▸ **DATA LISTING**:
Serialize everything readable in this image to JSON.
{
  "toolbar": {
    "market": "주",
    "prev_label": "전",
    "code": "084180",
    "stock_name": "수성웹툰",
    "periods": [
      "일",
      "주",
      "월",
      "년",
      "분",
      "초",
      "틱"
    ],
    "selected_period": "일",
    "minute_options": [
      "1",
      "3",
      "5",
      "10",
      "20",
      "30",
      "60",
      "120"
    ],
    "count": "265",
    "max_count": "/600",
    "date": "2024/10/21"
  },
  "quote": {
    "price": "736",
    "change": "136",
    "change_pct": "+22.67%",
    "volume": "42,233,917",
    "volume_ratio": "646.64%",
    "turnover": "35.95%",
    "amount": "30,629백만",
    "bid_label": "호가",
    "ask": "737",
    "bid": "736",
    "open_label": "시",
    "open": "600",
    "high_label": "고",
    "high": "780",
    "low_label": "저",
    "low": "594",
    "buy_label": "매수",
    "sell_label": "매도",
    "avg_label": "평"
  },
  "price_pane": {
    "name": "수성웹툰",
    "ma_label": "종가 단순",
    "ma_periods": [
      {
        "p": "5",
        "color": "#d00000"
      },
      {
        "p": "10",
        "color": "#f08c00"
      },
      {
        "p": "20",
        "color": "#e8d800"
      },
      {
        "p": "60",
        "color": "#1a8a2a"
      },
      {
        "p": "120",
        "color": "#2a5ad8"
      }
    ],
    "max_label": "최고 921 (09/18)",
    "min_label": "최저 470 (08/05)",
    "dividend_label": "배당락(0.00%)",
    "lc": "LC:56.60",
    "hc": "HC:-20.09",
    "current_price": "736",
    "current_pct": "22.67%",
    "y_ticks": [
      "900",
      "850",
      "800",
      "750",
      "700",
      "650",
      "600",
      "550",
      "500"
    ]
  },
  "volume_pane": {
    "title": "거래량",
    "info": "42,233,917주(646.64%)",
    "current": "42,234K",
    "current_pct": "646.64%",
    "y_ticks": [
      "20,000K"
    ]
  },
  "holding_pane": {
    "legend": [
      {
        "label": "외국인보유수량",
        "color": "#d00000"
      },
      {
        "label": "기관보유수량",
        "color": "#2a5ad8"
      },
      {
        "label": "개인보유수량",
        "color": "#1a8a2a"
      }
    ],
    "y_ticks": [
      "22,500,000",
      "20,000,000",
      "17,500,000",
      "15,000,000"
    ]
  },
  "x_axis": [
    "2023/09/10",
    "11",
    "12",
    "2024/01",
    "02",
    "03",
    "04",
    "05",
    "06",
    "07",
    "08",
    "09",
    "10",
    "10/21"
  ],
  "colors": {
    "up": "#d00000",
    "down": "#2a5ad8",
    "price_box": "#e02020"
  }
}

▸ **TASK INSTRUCTIONS**:
Extract all of the data shown above and repeat it verbatim.

▸ **SOLUTION BELOW**:
Serialize everything readable in this image to JSON.
{
  "toolbar": {
    "market": "주",
    "prev_label": "전",
    "code": "084180",
    "stock_name": "수성웹툰",
    "periods": [
      "일",
      "주",
      "월",
      "년",
      "분",
      "초",
      "틱"
    ],
    "selected_period": "일",
    "minute_options": [
      "1",
      "3",
      "5",
      "10",
      "20",
      "30",
      "60",
      "120"
    ],
    "count": "265",
    "max_count": "/600",
    "date": "2024/10/21"
  },
  "quote": {
    "price": "736",
    "change": "136",
    "change_pct": "+22.67%",
    "volume": "42,233,917",
    "volume_ratio": "646.64%",
    "turnover": "35.95%",
    "amount": "30,629백만",
    "bid_label": "호가",
    "ask": "737",
    "bid": "736",
    "open_label": "시",
    "open": "600",
    "high_label": "고",
    "high": "780",
    "low_label": "저",
    "low": "594",
    "buy_label": "매수",
    "sell_label": "매도",
    "avg_label": "평"
  },
  "price_pane": {
    "name": "수성웹툰",
    "ma_label": "종가 단순",
    "ma_periods": [
      {
        "p": "5",
        "color": "#d00000"
      },
      {
        "p": "10",
        "color": "#f08c00"
      },
      {
        "p": "20",
        "color": "#e8d800"
      },
      {
        "p": "60",
        "color": "#1a8a2a"
      },
      {
        "p": "120",
        "color": "#2a5ad8"
      }
    ],
    "max_label": "최고 921 (09/18)",
    "min_label": "최저 470 (08/05)",
    "dividend_label": "배당락(0.00%)",
    "lc": "LC:56.60",
    "hc": "HC:-20.09",
    "current_price": "736",
    "current_pct": "22.67%",
    "y_ticks": [
      "900",
      "850",
      "800",
      "750",
      "700",
      "650",
      "600",
      "550",
      "500"
    ]
  },
  "volume_pane": {
    "title": "거래량",
    "info": "42,233,917주(646.64%)",
    "current": "42,234K",
    "current_pct": "646.64%",
    "y_ticks": [
      "20,000K"
    ]
  },
  "holding_pane": {
    "legend": [
      {
        "label": "외국인보유수량",
        "color": "#d00000"
      },
      {
        "label": "기관보유수량",
        "color": "#2a5ad8"
      },
      {
        "label": "개인보유수량",
        "color": "#1a8a2a"
      }
    ],
    "y_ticks": [
      "22,500,000",
      "20,000,000",
      "17,500,000",
      "15,000,000"
    ]
  },
  "x_axis": [
    "2023/09/10",
    "11",
    "12",
    "2024/01",
    "02",
    "03",
    "04",
    "05",
    "06",
    "07",
    "08",
    "09",
    "10",
    "10/21"
  ],
  "colors": {
    "up": "#d00000",
    "down": "#2a5ad8",
    "price_box": "#e02020"
  }
}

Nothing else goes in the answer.